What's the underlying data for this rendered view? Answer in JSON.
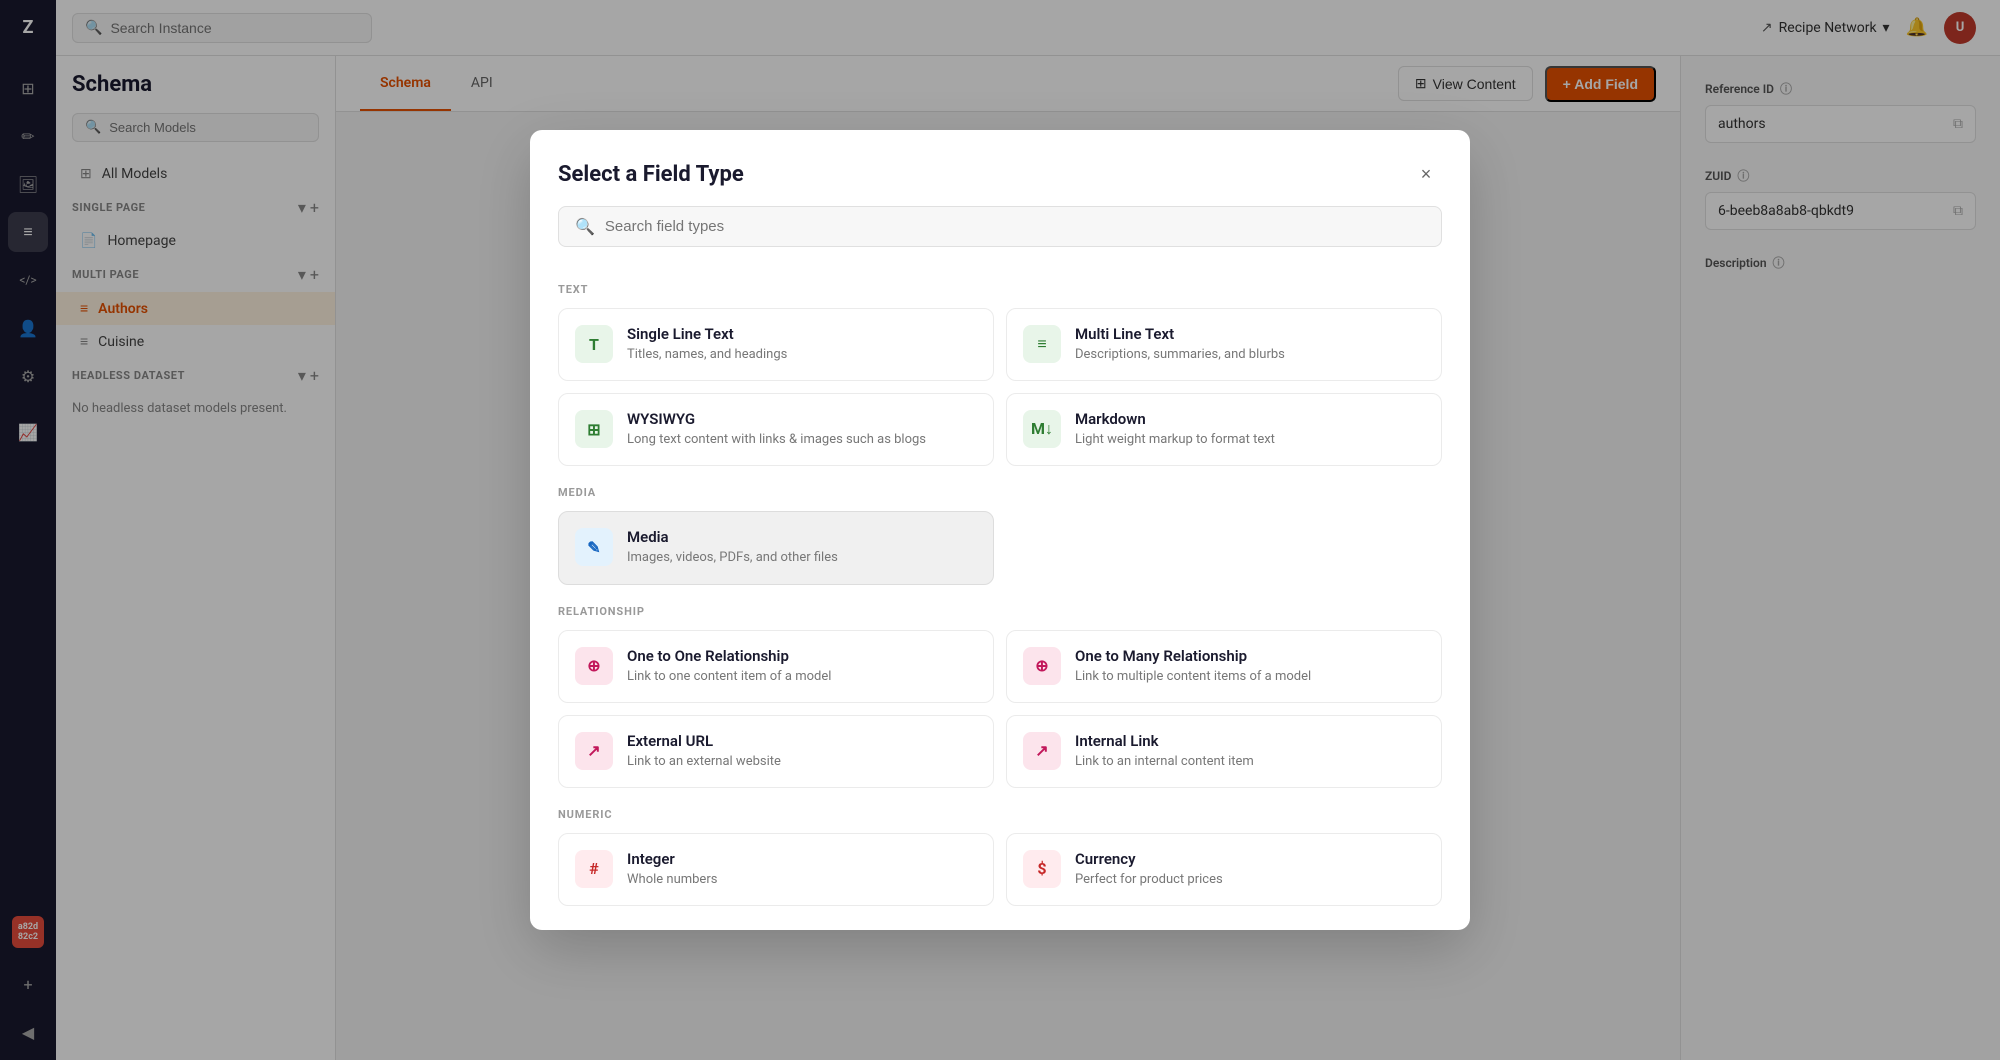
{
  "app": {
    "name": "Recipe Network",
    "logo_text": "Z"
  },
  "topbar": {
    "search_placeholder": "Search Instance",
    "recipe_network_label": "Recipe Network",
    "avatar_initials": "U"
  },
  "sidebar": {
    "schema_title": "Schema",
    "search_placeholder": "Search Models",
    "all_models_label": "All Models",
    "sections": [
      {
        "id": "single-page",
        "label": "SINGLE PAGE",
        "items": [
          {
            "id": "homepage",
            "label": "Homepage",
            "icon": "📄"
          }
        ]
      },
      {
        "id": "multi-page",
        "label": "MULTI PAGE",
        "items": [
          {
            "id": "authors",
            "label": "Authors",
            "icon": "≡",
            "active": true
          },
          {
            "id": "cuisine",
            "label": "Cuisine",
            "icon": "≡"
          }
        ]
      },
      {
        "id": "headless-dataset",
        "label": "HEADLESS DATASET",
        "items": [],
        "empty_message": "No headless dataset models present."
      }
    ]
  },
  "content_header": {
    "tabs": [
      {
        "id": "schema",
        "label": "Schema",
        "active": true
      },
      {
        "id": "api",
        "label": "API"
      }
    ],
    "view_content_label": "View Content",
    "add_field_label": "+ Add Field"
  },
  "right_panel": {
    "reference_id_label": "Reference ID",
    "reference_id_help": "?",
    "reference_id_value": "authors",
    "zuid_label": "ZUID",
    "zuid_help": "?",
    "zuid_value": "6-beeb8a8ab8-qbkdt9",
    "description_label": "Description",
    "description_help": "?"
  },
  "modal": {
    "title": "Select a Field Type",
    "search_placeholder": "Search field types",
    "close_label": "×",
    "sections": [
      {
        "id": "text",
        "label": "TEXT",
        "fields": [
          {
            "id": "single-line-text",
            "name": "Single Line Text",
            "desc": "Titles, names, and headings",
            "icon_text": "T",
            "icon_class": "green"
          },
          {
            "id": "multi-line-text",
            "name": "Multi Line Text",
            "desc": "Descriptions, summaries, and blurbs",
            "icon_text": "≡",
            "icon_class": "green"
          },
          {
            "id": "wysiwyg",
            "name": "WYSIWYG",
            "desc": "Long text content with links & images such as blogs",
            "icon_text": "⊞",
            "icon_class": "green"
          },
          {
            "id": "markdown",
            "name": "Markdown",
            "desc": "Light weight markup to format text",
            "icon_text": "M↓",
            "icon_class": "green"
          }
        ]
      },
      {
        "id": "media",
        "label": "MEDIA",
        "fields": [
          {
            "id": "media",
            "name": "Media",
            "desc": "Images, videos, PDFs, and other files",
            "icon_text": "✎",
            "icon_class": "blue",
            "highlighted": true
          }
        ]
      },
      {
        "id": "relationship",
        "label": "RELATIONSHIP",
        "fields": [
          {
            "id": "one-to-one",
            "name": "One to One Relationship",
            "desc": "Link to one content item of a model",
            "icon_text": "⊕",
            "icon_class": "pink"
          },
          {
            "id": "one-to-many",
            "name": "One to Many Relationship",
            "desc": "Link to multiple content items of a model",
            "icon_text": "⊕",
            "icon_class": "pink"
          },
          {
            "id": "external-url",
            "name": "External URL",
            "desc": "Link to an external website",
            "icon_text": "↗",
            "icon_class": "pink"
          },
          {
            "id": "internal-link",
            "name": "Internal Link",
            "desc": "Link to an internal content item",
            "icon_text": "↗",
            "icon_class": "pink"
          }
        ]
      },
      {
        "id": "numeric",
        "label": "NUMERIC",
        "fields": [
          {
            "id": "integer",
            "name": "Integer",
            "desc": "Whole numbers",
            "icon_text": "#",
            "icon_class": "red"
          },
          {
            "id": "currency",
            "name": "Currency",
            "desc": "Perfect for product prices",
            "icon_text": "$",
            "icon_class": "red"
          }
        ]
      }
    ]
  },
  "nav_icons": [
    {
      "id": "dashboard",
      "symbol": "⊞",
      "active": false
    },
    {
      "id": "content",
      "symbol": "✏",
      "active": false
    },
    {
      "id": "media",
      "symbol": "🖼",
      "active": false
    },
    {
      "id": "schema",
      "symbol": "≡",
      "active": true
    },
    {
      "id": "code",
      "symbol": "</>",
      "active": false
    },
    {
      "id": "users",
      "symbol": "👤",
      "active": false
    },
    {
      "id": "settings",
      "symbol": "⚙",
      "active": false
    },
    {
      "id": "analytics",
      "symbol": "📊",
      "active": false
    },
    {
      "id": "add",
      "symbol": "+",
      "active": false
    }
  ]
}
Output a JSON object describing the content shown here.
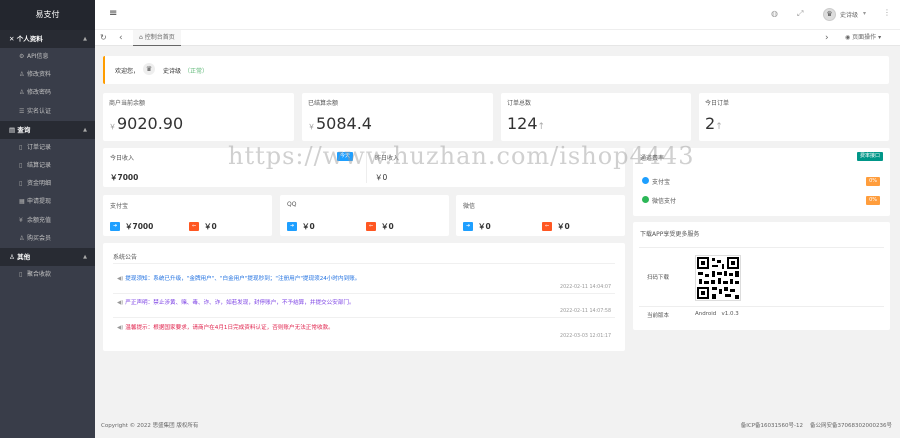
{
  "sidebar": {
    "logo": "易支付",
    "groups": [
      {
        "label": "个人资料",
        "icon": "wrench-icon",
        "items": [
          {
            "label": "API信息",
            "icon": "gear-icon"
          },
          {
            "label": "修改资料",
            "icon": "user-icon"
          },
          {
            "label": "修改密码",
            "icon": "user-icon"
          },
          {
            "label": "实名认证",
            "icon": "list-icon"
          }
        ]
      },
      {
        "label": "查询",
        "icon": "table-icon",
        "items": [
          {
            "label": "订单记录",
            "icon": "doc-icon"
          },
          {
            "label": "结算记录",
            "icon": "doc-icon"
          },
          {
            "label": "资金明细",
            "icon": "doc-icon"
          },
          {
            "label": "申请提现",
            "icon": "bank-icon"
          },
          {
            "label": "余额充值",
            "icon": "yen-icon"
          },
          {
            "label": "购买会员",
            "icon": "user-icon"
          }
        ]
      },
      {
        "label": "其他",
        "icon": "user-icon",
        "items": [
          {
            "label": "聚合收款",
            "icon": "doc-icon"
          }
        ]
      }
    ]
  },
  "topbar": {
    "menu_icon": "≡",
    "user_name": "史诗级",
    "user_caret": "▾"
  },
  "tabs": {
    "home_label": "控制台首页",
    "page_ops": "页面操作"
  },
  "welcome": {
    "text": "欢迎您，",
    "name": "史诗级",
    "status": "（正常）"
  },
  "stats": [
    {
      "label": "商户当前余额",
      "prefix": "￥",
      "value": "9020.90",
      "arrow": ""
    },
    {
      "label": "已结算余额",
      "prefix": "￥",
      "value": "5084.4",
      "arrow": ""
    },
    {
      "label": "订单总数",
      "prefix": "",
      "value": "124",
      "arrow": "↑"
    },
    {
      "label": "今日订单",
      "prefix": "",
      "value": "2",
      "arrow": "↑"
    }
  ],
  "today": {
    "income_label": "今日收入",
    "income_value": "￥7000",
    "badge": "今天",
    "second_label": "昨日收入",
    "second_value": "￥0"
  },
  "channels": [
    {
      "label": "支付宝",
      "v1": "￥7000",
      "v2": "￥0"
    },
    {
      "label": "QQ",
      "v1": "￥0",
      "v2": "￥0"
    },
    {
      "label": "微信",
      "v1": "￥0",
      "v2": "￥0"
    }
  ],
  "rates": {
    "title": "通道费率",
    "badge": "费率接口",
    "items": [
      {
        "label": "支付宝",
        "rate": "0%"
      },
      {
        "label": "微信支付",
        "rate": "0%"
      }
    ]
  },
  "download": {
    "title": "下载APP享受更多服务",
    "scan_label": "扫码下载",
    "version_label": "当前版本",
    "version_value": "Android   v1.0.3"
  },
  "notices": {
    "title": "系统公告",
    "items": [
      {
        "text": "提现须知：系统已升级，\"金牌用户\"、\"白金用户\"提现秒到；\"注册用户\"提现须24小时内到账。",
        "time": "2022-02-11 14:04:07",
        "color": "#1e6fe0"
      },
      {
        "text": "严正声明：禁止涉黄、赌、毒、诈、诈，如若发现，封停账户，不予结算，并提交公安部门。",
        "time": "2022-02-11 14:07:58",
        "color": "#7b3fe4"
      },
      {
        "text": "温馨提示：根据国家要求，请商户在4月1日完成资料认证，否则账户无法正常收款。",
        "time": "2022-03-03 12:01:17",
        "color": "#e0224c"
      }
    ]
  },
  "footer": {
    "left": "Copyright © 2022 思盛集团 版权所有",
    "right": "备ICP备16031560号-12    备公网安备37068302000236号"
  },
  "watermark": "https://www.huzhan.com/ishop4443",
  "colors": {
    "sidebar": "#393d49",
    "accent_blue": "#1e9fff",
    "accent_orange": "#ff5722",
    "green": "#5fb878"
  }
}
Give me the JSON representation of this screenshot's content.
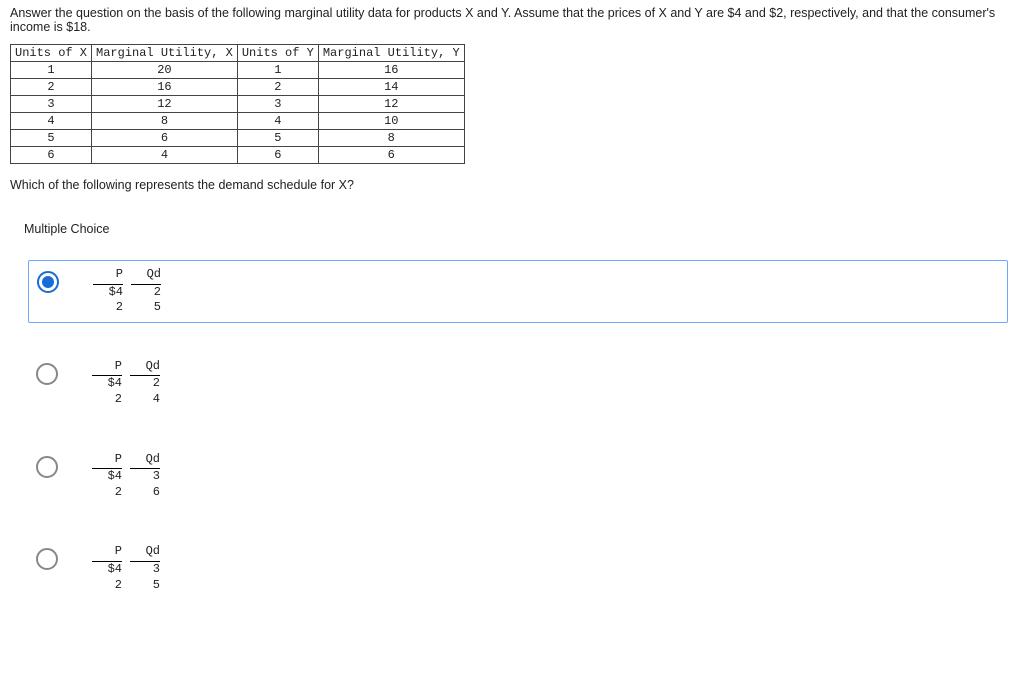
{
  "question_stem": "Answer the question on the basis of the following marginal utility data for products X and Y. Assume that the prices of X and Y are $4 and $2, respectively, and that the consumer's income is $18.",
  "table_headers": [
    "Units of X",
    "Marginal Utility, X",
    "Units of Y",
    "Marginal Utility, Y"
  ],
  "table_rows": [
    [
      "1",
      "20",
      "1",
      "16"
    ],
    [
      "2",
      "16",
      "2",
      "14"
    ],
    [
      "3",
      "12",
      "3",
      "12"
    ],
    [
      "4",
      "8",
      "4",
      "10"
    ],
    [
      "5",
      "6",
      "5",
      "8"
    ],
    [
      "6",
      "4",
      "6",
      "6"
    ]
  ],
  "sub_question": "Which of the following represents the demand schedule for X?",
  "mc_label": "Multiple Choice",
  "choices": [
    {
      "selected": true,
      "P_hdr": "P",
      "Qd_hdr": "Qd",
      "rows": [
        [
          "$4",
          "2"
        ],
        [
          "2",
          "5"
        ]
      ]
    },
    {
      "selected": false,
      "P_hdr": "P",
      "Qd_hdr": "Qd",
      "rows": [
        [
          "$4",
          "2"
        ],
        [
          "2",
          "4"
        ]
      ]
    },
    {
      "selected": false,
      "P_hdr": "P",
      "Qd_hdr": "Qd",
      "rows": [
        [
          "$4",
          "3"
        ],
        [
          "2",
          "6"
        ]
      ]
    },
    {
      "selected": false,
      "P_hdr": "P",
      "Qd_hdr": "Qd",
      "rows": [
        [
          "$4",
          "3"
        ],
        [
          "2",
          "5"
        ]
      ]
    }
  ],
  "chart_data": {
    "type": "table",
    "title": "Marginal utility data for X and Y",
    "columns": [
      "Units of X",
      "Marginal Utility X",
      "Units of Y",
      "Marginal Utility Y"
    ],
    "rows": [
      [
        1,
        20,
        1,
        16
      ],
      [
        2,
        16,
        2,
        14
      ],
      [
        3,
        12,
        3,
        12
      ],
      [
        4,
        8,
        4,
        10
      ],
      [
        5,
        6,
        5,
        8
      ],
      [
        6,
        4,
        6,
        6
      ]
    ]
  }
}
================
■ **YOUR OBJECTIVE**
Copy out all lines above that include the string "Answer".

■ **RESULT OF THE EXERCISE**
What's the underlying data for this rendered view? Answer in JSON.
  "question_stem": "Answer the question on the basis of the following marginal utility data for products X and Y. Assume that the prices of X and Y are $4 and $2, respectively, and that the consumer's income is $18.",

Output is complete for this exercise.